* RECORDS PROVIDED *
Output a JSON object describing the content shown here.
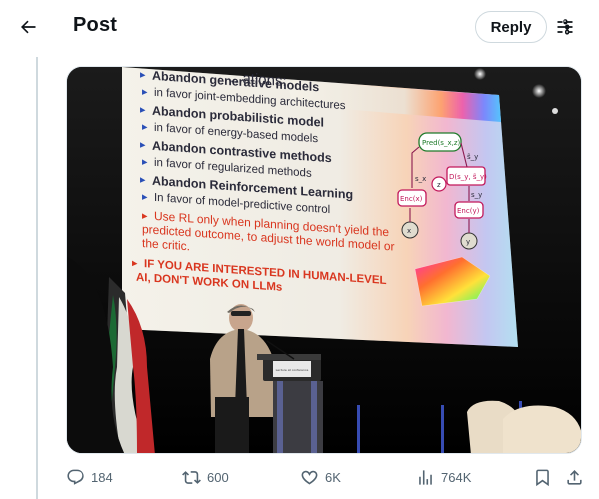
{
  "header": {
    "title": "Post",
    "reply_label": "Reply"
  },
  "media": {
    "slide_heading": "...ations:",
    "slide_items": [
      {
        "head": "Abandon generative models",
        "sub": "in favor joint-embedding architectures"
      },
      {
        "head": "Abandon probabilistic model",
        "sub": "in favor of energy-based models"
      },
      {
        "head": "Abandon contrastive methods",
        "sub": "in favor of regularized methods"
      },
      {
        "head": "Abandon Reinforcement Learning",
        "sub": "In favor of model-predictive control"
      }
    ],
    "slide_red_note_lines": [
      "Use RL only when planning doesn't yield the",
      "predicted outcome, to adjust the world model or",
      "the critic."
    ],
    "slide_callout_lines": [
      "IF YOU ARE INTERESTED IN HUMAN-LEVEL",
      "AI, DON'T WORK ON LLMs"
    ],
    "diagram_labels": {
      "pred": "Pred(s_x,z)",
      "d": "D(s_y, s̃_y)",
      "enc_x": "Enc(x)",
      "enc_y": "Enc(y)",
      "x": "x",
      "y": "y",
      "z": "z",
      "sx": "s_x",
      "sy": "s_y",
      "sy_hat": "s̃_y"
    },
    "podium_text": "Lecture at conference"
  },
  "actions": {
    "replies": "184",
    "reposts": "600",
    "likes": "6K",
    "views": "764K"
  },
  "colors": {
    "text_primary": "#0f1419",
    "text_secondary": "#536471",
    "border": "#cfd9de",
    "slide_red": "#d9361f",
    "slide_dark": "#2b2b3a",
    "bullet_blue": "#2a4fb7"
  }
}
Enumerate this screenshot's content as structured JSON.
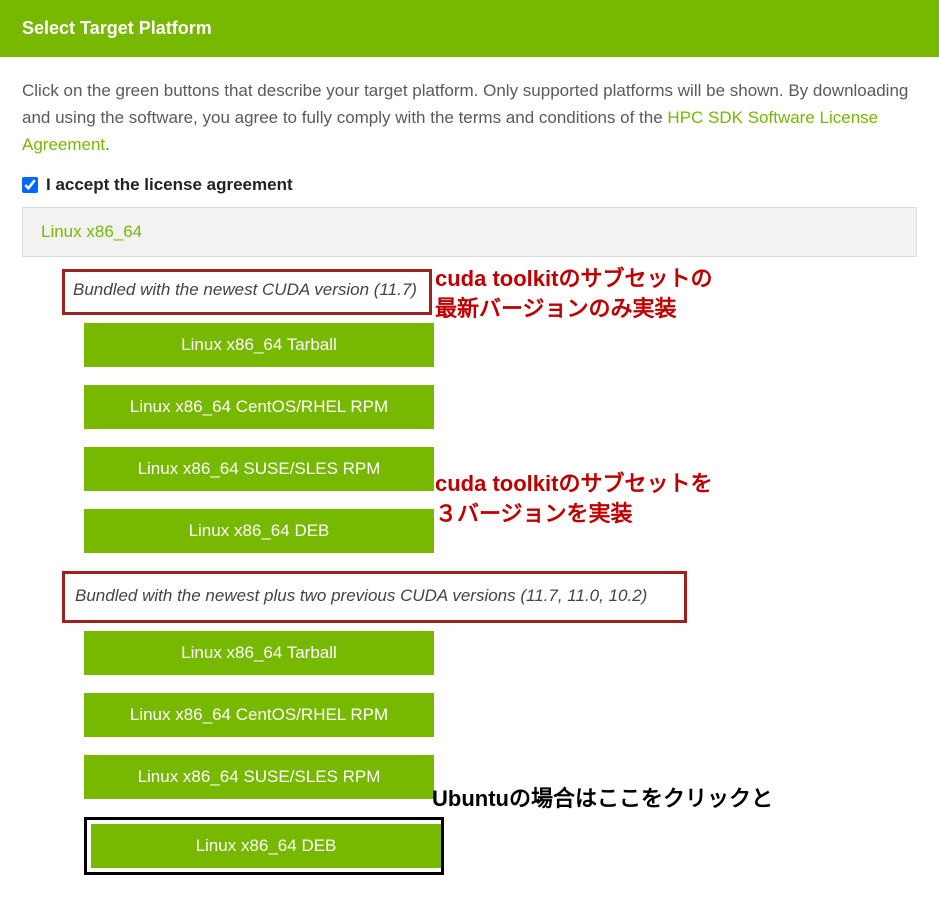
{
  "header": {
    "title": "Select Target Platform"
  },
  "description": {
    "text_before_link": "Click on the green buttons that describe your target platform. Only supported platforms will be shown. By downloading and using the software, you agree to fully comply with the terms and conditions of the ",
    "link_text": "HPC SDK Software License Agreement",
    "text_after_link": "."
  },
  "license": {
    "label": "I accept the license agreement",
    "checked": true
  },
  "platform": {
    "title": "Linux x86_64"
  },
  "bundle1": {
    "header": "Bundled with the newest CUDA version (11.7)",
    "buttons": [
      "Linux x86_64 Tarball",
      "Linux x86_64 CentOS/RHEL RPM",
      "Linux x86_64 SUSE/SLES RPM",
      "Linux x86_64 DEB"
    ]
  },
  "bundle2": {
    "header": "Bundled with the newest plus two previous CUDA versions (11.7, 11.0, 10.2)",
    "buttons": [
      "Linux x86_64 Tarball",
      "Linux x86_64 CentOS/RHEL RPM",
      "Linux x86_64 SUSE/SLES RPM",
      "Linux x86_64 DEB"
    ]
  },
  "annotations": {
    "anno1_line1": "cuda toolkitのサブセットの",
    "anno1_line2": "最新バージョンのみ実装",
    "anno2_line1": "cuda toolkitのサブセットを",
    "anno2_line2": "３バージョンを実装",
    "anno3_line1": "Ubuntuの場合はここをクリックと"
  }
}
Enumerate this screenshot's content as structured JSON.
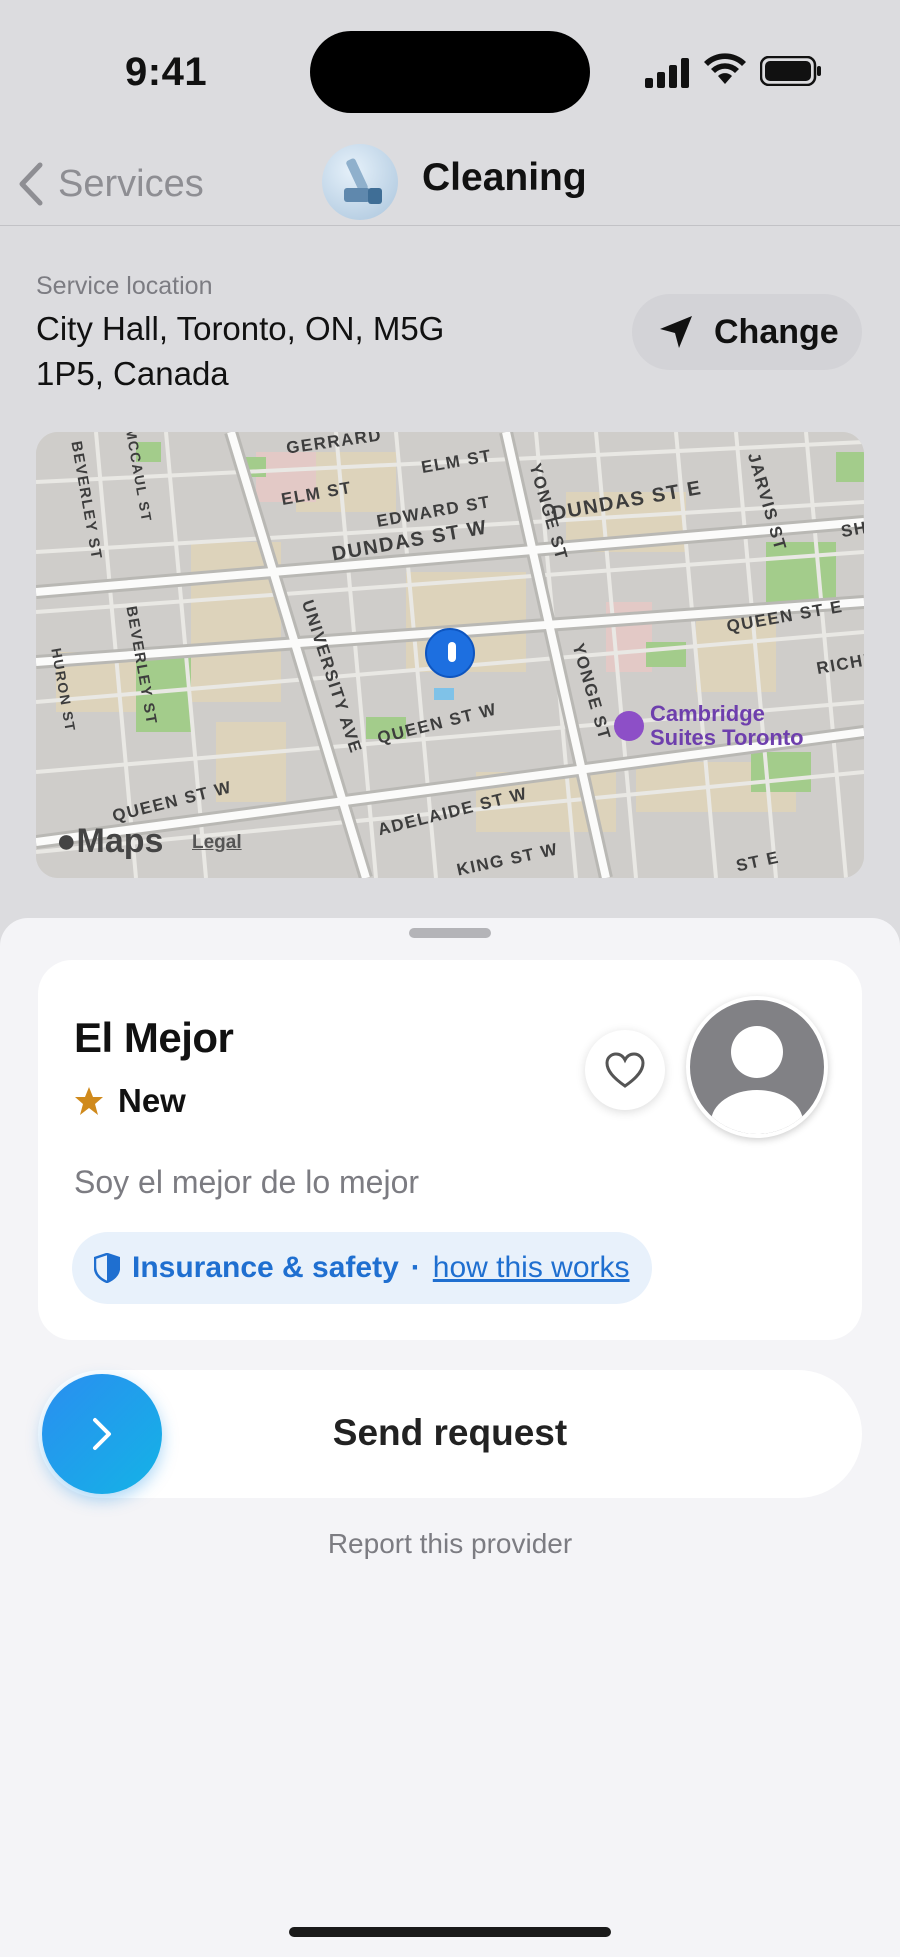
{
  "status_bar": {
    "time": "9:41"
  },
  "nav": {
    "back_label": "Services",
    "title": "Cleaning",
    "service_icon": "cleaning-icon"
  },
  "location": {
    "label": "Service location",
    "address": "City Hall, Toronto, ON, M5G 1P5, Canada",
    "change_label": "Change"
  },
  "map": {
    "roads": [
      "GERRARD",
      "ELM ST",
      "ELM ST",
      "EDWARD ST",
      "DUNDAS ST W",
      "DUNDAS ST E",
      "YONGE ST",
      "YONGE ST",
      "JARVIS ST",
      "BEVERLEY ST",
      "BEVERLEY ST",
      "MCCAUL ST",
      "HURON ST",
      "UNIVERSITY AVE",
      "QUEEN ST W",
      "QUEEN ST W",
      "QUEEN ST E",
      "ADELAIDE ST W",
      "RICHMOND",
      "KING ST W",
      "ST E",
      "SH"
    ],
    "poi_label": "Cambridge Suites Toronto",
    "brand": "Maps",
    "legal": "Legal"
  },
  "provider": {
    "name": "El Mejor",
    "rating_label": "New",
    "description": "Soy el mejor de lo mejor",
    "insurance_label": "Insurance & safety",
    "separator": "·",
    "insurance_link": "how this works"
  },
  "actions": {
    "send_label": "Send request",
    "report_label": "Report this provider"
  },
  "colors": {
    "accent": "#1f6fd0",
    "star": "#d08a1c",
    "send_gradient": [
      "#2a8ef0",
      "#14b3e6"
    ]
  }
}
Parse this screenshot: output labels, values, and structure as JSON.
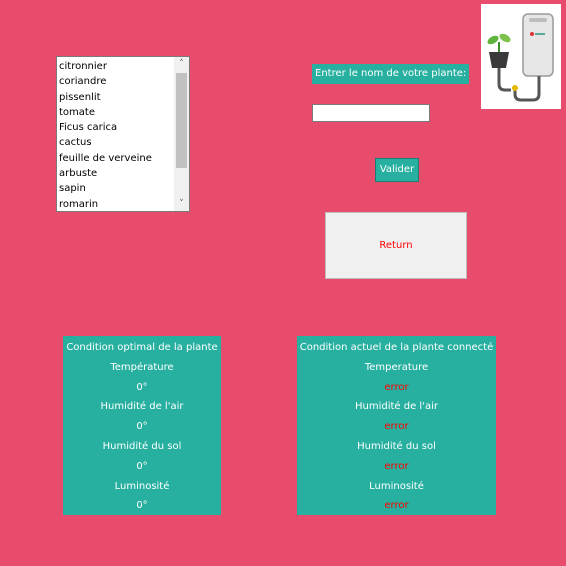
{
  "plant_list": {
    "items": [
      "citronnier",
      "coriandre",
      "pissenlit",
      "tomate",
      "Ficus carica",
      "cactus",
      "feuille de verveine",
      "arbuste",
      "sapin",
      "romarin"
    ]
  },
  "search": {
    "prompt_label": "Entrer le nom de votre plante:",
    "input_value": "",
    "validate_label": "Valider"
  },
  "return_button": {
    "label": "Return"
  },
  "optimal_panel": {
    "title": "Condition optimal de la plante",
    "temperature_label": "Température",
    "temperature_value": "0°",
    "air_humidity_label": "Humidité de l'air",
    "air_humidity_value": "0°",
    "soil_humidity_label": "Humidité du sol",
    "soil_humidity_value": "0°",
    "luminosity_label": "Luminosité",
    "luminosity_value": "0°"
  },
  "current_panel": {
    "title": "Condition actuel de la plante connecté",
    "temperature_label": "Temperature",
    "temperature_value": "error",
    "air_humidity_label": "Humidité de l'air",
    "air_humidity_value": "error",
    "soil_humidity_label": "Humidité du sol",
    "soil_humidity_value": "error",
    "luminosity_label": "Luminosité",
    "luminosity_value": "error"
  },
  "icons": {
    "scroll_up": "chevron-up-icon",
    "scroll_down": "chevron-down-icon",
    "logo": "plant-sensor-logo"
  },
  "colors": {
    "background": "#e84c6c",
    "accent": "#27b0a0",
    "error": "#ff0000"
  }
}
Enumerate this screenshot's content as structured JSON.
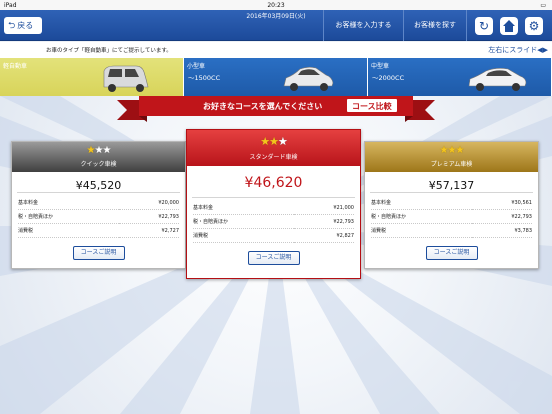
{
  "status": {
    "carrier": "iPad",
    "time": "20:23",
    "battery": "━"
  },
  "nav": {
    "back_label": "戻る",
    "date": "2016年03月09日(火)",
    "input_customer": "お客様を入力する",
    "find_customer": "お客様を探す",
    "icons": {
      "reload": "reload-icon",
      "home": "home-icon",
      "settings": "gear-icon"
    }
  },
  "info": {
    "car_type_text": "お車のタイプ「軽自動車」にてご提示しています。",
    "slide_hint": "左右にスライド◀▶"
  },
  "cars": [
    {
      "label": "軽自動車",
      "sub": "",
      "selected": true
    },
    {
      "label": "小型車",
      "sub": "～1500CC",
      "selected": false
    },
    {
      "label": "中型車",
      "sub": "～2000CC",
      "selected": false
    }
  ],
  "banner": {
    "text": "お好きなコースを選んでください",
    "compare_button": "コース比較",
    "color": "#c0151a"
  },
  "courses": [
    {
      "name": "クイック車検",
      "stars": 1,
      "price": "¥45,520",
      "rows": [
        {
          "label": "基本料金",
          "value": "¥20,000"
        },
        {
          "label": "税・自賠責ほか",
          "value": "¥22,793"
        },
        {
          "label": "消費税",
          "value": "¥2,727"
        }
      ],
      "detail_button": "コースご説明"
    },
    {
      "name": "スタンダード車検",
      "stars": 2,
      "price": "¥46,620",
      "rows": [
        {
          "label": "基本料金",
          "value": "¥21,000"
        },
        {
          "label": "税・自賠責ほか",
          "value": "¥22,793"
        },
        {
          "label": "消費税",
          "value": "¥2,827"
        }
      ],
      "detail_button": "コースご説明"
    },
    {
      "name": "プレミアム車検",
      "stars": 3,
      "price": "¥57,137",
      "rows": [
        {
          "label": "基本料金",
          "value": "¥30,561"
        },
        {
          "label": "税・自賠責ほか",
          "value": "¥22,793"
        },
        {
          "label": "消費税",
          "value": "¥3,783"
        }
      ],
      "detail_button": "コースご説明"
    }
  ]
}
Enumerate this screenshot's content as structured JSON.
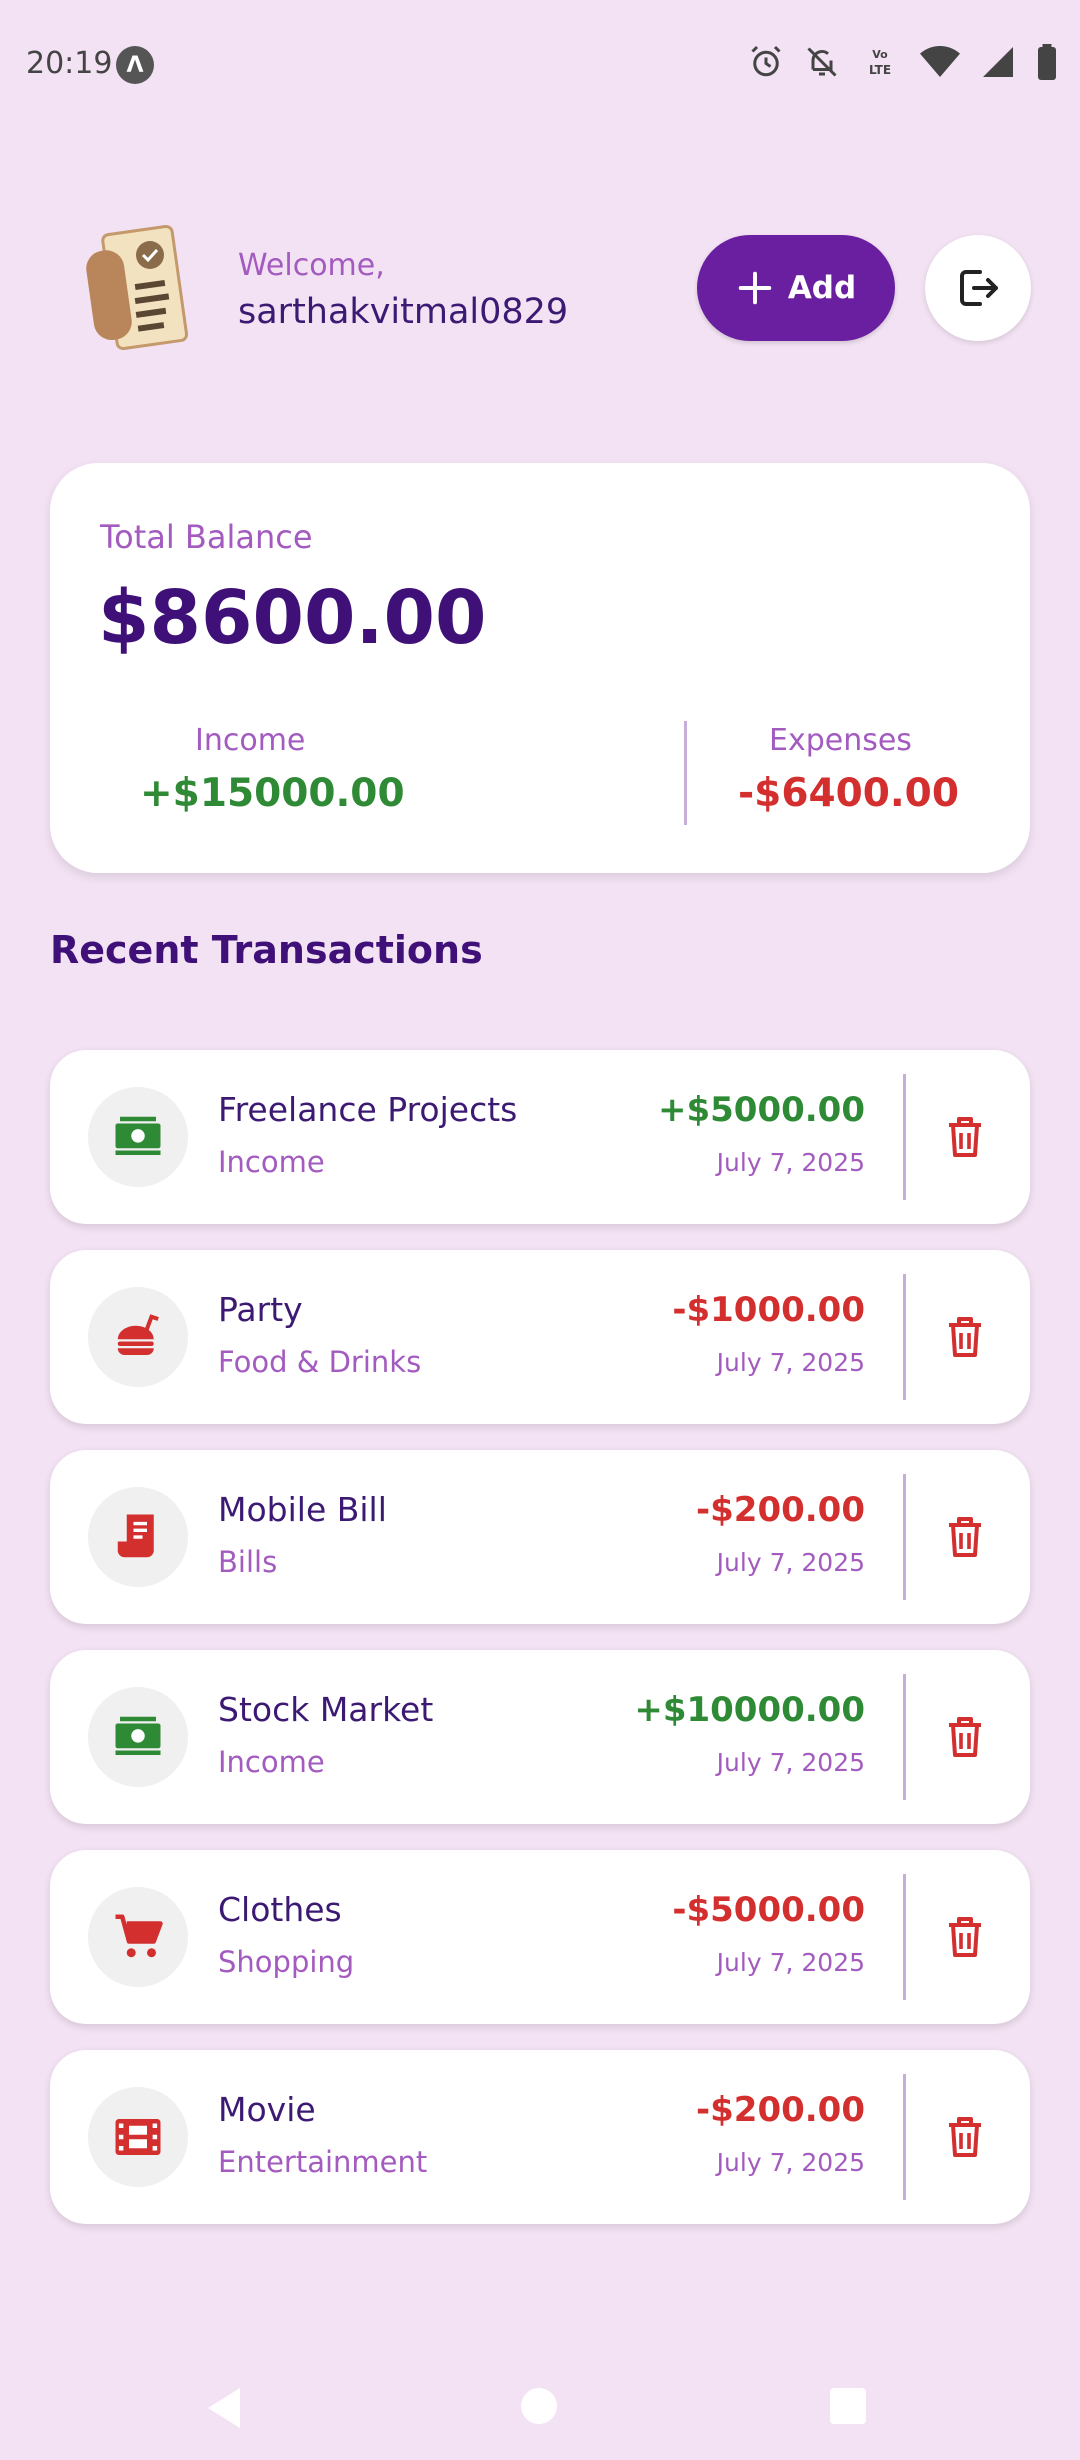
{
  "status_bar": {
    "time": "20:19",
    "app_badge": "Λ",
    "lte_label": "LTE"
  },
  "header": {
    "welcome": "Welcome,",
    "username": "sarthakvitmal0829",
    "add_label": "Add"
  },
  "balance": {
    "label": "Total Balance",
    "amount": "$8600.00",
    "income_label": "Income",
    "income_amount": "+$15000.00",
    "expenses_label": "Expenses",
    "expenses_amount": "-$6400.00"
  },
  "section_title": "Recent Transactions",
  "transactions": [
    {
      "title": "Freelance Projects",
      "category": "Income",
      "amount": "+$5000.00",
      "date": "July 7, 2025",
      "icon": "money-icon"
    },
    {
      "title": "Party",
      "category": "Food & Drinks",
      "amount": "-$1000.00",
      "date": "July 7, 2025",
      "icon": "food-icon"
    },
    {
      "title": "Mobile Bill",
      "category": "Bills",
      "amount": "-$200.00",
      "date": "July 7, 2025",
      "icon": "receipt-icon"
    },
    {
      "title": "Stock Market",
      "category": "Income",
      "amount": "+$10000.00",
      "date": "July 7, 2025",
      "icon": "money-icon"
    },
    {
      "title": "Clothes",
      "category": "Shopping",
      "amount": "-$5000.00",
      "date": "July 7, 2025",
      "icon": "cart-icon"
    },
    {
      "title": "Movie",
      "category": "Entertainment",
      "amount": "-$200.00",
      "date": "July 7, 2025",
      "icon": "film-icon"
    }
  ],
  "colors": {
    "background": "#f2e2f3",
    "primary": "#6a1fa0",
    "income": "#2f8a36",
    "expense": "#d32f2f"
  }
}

* GIVEN TASK *
Copy every single line of the material above that holds "shown".

* EXERCISE ANSWER *
Output a JSON object describing the content shown here.
    "text_before_link": "Click on the green buttons that describe your target platform. Only supported platforms will be shown. By downloading and using the software, you agree to fully comply with the terms and conditions of the ",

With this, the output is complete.